* WORK TO BE COMPLETED:
Scan the data. Collect each line that contains the word "image".

===== PROVIDED MATERIAL =====

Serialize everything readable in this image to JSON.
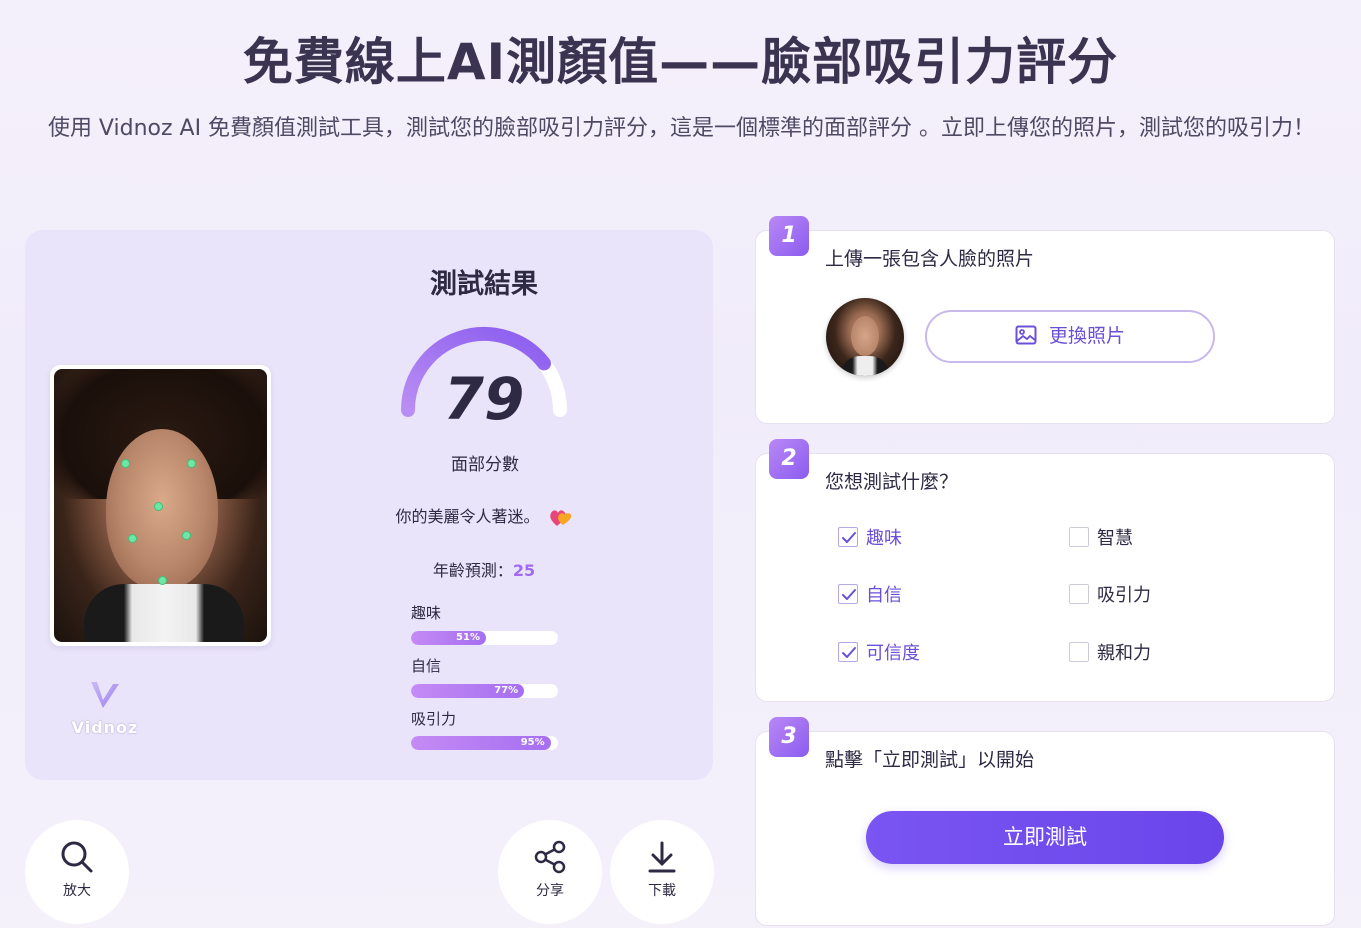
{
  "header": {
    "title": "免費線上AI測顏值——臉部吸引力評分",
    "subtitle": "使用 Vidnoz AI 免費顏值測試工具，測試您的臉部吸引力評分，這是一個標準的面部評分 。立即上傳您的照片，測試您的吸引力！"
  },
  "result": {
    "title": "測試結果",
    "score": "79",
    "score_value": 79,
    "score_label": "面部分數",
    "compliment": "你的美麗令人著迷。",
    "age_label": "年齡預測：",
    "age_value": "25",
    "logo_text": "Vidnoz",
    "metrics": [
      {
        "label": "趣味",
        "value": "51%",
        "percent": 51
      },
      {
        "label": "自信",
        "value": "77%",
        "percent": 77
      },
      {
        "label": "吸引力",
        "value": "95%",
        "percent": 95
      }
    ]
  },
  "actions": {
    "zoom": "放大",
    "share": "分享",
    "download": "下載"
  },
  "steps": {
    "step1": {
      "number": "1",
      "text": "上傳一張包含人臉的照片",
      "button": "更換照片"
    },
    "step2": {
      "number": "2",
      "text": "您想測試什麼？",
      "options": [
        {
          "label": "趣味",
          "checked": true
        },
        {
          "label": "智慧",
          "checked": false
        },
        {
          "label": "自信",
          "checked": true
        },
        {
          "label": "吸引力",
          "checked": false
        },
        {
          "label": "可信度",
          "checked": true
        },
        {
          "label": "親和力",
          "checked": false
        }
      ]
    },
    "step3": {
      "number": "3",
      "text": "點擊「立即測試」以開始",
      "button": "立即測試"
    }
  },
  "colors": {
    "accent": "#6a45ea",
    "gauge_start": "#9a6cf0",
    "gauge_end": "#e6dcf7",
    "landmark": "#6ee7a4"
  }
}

=====
===== PROVIDED MATERIAL =====

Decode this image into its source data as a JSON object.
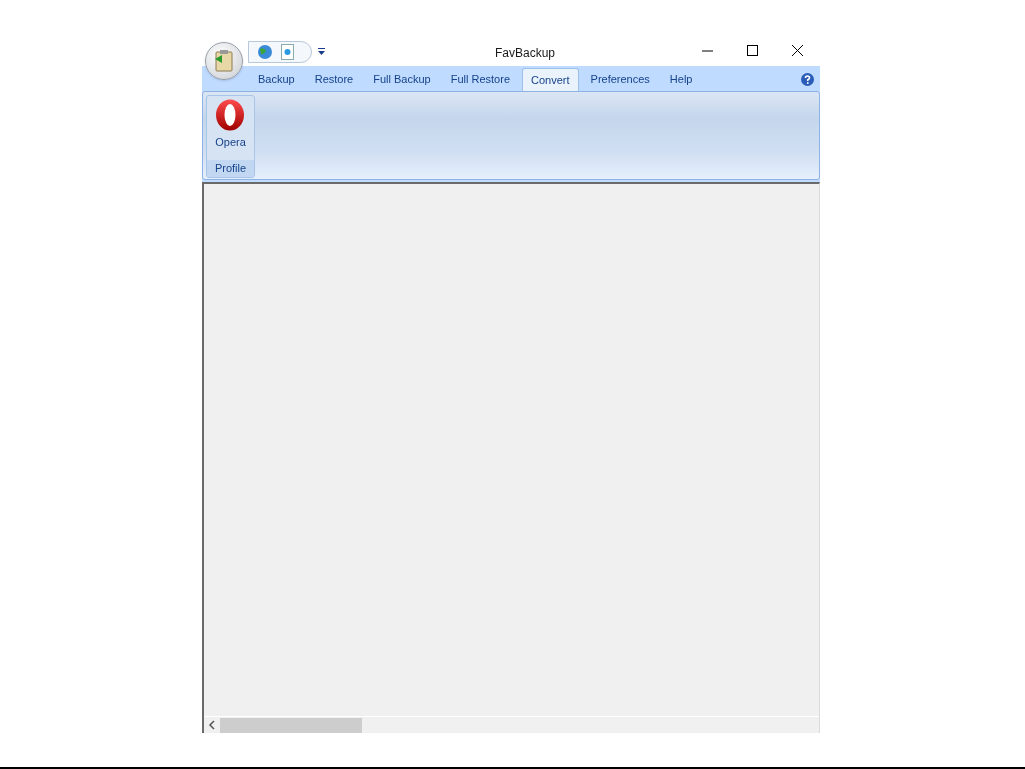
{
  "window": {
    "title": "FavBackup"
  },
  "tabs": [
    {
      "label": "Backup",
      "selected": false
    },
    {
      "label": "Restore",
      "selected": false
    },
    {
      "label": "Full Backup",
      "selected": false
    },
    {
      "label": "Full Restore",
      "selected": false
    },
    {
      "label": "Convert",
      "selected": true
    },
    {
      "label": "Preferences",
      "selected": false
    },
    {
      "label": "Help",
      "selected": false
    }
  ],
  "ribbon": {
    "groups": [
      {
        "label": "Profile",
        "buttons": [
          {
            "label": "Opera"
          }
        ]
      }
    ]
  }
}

=====

* THE COMPLETED TASK:
Serialize everything readable in this image to JSON.
Decode this image into its source data as a JSON object.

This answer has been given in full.